• _Set problem_
Look through the listing below and work out how many of its lines hold the word "一份事业中". Give only the number.

• _Supplied data_
--- BEGIN ---

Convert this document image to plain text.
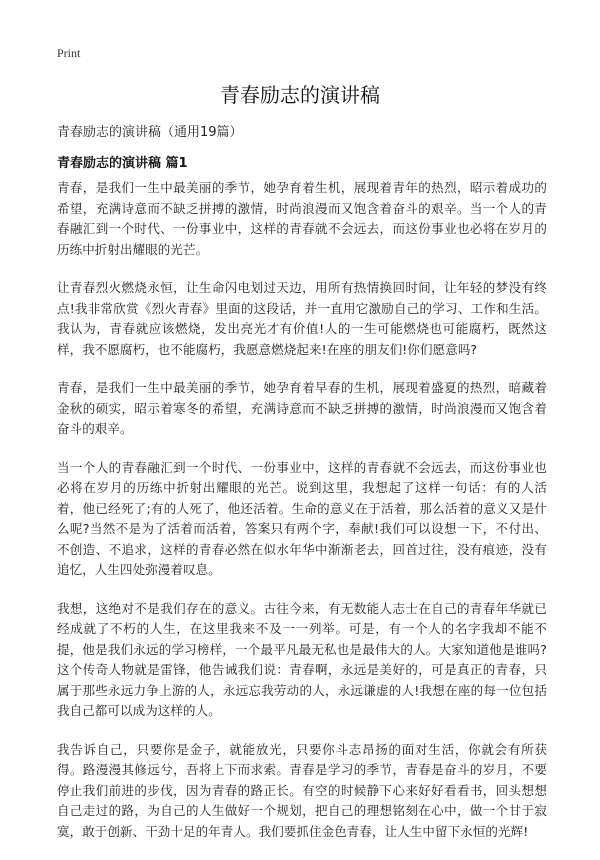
Print
青春励志的演讲稿
青春励志的演讲稿（通用19篇）
青春励志的演讲稿 篇1

青春，是我们一生中最美丽的季节，她孕育着生机，展现着青年的热烈，昭示着成功的希望，充满诗意而不缺乏拼搏的激情，时尚浪漫而又饱含着奋斗的艰辛。当一个人的青春融汇到一个时代、一份事业中，这样的青春就不会远去，而这份事业也必将在岁月的历练中折射出耀眼的光芒。

让青春烈火燃烧永恒，让生命闪电划过天边，用所有热情换回时间，让年轻的梦没有终点!我非常欣赏《烈火青春》里面的这段话，并一直用它激励自己的学习、工作和生活。我认为，青春就应该燃烧，发出亮光才有价值!人的一生可能燃烧也可能腐朽，既然这样，我不愿腐朽，也不能腐朽，我愿意燃烧起来!在座的朋友们!你们愿意吗?

青春，是我们一生中最美丽的季节，她孕育着早春的生机，展现着盛夏的热烈，暗藏着金秋的硕实，昭示着寒冬的希望，充满诗意而不缺乏拼搏的激情，时尚浪漫而又饱含着奋斗的艰辛。

当一个人的青春融汇到一个时代、一份事业中，这样的青春就不会远去，而这份事业也必将在岁月的历练中折射出耀眼的光芒。说到这里，我想起了这样一句话：有的人活着，他已经死了;有的人死了，他还活着。生命的意义在于活着，那么活着的意义又是什么呢?当然不是为了活着而活着，答案只有两个字，奉献!我们可以设想一下，不付出、不创造、不追求，这样的青春必然在似水年华中渐渐老去，回首过往，没有痕迹，没有追忆，人生四处弥漫着叹息。

我想，这绝对不是我们存在的意义。古往今来，有无数能人志士在自己的青春年华就已经成就了不朽的人生，在这里我来不及一一列举。可是，有一个人的名字我却不能不提，他是我们永远的学习榜样，一个最平凡最无私也是最伟大的人。大家知道他是谁吗?这个传奇人物就是雷锋，他告诫我们说：青春啊，永远是美好的，可是真正的青春，只属于那些永远力争上游的人，永远忘我劳动的人，永远谦虚的人!我想在座的每一位包括我自己都可以成为这样的人。

我告诉自己，只要你是金子，就能放光，只要你斗志昂扬的面对生活，你就会有所获得。路漫漫其修远兮，吾将上下而求索。青春是学习的季节，青春是奋斗的岁月，不要停止我们前进的步伐，因为青春的路正长。有空的时候静下心来好好看看书，回头想想自己走过的路，为自己的人生做好一个规划，把自己的理想铭刻在心中，做一个甘于寂寞，敢于创新、干劲十足的年青人。我们要抓住金色青春，让人生中留下永恒的光辉!
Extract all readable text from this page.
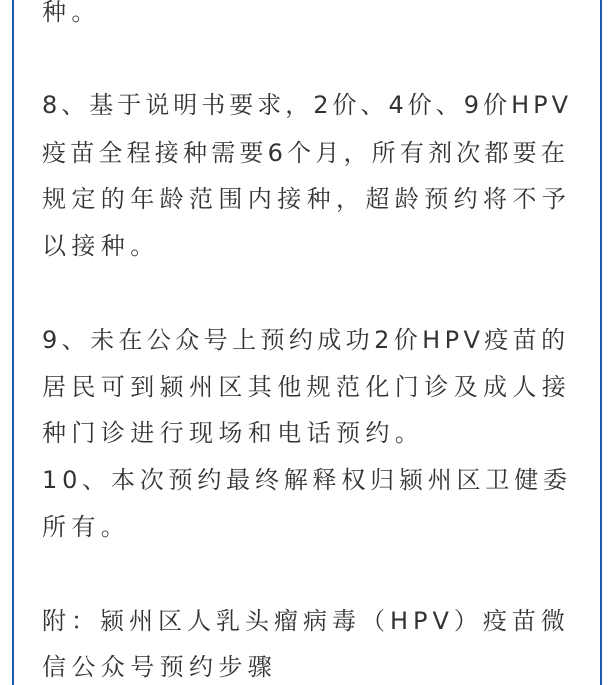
种。

8、基于说明书要求，2价、4价、9价HPV

疫苗全程接种需要6个月，所有剂次都要在

规定的年龄范围内接种，超龄预约将不予

以接种。

9、未在公众号上预约成功2价HPV疫苗的

居民可到颍州区其他规范化门诊及成人接

种门诊进行现场和电话预约。

10、本次预约最终解释权归颍州区卫健委

所有。

附：颍州区人乳头瘤病毒（HPV）疫苗微

信公众号预约步骤
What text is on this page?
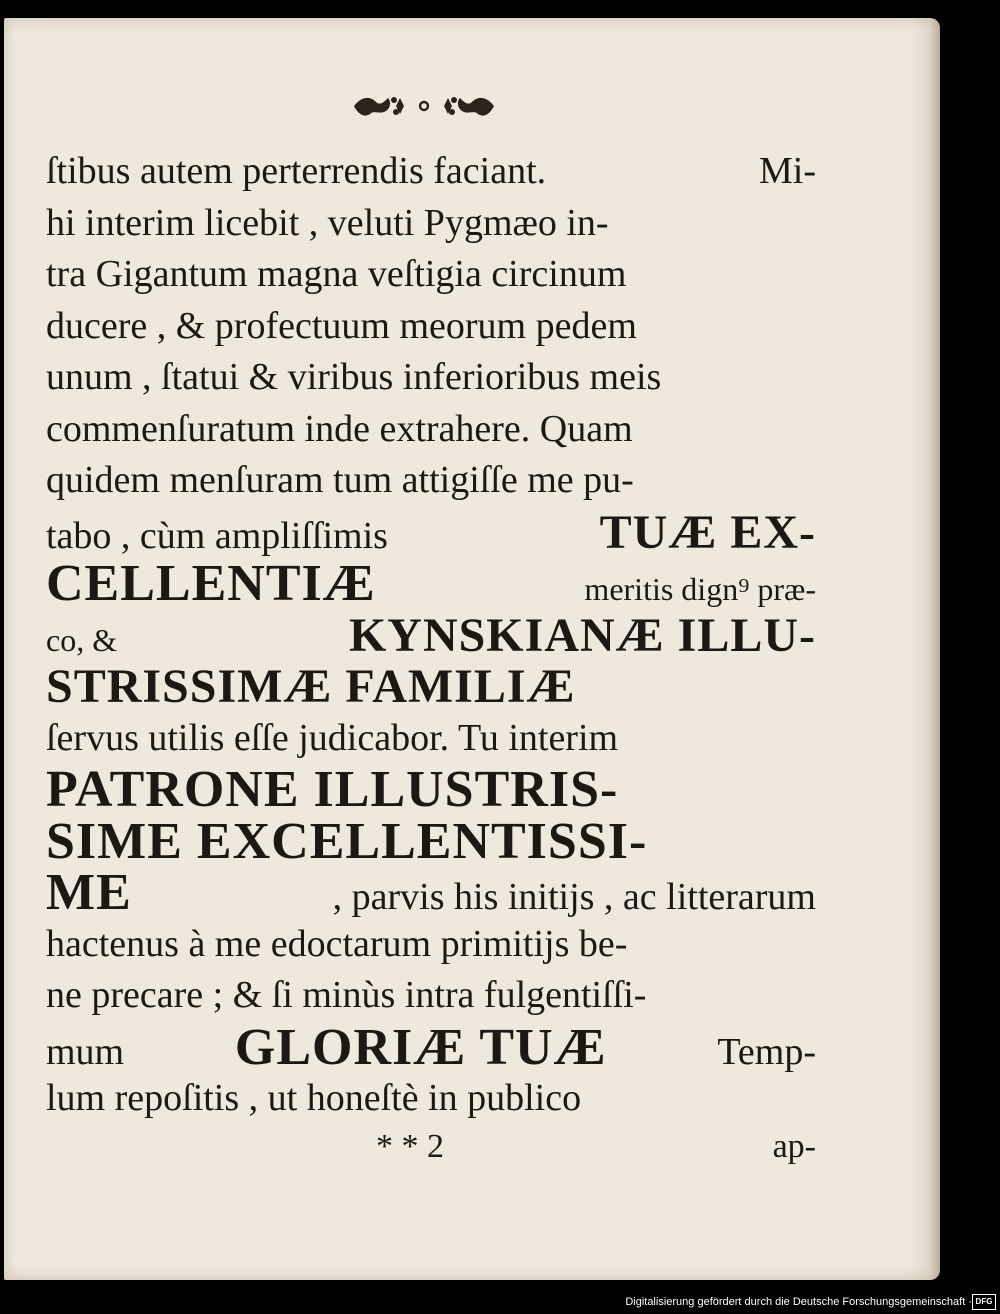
ſtibus autem perterrendis faciant.	Mi-
hi interim licebit , veluti Pygmæo in-
tra Gigantum magna veſtigia circinum
ducere , & profectuum meorum pedem
unum , ſtatui & viribus inferioribus meis
commenſuratum inde extrahere. Quam
quidem menſuram tum attigiſſe me pu-
tabo , cùm ampliſſimis	TUÆ EX-
CELLENTIÆ	meritis dign⁹ præ-
co, &	KYNSKIANÆ ILLU-
STRISSIMÆ FAMILIÆ
ſervus utilis eſſe judicabor. Tu interim
PATRONE ILLUSTRIS-
SIME EXCELLENTISSI-
ME	, parvis his initijs , ac litterarum
hactenus à me edoctarum primitijs be-
ne precare ; & ſi minùs intra fulgentiſſi-
mum GLORIÆ TUÆ	Temp-
lum repoſitis , ut honeſtè in publico
* * 2	ap-
Digitalisierung gefördert durch die Deutsche Forschungsgemeinschaft · DFG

--- END ---

• _Final result_
2